** Start of Given data **
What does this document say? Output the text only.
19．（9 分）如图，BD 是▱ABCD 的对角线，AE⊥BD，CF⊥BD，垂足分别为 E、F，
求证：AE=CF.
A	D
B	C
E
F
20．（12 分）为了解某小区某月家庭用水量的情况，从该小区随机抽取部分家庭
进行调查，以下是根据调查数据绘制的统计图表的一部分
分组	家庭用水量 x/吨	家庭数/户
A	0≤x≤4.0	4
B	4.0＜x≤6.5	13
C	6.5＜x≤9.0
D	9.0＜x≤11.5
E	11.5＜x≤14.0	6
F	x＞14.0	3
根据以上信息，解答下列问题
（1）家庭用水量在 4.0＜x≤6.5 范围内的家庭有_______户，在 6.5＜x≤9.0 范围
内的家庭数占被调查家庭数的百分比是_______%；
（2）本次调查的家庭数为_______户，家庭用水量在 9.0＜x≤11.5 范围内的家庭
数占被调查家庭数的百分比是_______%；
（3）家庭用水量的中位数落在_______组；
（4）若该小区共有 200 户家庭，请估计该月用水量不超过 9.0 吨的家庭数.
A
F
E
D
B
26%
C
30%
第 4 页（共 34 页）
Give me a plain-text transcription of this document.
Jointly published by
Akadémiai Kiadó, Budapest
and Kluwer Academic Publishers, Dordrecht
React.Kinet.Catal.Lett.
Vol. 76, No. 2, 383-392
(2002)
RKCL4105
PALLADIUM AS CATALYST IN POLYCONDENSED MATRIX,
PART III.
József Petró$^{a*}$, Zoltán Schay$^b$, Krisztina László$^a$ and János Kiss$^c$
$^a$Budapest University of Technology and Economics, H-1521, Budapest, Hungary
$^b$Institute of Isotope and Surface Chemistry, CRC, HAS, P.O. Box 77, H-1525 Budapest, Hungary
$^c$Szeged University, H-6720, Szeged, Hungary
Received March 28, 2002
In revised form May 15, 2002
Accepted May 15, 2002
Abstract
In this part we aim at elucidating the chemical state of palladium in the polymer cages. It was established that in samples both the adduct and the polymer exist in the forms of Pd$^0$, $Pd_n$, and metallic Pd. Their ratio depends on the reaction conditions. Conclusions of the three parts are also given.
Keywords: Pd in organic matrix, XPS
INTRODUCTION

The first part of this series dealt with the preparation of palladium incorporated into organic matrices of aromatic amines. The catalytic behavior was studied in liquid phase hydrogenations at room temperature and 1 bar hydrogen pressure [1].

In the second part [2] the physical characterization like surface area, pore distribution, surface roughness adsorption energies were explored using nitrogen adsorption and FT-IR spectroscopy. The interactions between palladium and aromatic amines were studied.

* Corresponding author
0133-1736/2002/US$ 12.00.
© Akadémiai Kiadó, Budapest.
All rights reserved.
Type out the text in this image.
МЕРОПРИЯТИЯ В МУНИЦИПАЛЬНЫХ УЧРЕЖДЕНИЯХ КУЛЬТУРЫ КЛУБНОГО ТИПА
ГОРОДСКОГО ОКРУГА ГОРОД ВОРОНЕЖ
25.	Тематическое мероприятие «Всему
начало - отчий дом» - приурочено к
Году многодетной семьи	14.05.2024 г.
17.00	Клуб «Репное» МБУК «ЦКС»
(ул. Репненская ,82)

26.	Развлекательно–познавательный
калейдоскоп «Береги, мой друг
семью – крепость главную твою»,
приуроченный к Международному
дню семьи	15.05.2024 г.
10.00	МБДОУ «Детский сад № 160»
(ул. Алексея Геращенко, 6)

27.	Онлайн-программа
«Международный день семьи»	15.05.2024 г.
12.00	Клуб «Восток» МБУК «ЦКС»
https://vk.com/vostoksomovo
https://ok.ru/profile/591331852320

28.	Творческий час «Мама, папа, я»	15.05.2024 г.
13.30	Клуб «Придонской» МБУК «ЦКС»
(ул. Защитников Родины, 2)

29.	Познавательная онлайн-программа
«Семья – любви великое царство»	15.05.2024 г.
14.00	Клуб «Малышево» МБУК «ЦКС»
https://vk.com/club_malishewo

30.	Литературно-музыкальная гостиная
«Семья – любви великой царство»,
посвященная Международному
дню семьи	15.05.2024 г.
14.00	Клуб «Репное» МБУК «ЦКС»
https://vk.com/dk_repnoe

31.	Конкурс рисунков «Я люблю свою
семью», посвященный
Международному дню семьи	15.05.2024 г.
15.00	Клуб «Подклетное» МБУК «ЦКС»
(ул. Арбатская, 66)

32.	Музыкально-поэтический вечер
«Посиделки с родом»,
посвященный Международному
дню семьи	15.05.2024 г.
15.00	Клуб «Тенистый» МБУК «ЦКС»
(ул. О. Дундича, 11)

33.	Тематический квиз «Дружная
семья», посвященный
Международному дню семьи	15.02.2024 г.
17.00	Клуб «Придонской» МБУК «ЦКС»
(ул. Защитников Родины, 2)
** End of Given data **
**Set problem:** Can you quote exactly the lines from the one containing "Type out the text in this image." through the last line of the records above, and nothing else?

**Solution for this exercise:**
Type out the text in this image.
МЕРОПРИЯТИЯ В МУНИЦИПАЛЬНЫХ УЧРЕЖДЕНИЯХ КУЛЬТУРЫ КЛУБНОГО ТИПА
ГОРОДСКОГО ОКРУГА ГОРОД ВОРОНЕЖ
25.	Тематическое мероприятие «Всему
начало - отчий дом» - приурочено к
Году многодетной семьи	14.05.2024 г.
17.00	Клуб «Репное» МБУК «ЦКС»
(ул. Репненская ,82)

26.	Развлекательно–познавательный
калейдоскоп «Береги, мой друг
семью – крепость главную твою»,
приуроченный к Международному
дню семьи	15.05.2024 г.
10.00	МБДОУ «Детский сад № 160»
(ул. Алексея Геращенко, 6)

27.	Онлайн-программа
«Международный день семьи»	15.05.2024 г.
12.00	Клуб «Восток» МБУК «ЦКС»
https://vk.com/vostoksomovo
https://ok.ru/profile/591331852320

28.	Творческий час «Мама, папа, я»	15.05.2024 г.
13.30	Клуб «Придонской» МБУК «ЦКС»
(ул. Защитников Родины, 2)

29.	Познавательная онлайн-программа
«Семья – любви великое царство»	15.05.2024 г.
14.00	Клуб «Малышево» МБУК «ЦКС»
https://vk.com/club_malishewo

30.	Литературно-музыкальная гостиная
«Семья – любви великой царство»,
посвященная Международному
дню семьи	15.05.2024 г.
14.00	Клуб «Репное» МБУК «ЦКС»
https://vk.com/dk_repnoe

31.	Конкурс рисунков «Я люблю свою
семью», посвященный
Международному дню семьи	15.05.2024 г.
15.00	Клуб «Подклетное» МБУК «ЦКС»
(ул. Арбатская, 66)

32.	Музыкально-поэтический вечер
«Посиделки с родом»,
посвященный Международному
дню семьи	15.05.2024 г.
15.00	Клуб «Тенистый» МБУК «ЦКС»
(ул. О. Дундича, 11)

33.	Тематический квиз «Дружная
семья», посвященный
Международному дню семьи	15.02.2024 г.
17.00	Клуб «Придонской» МБУК «ЦКС»
(ул. Защитников Родины, 2)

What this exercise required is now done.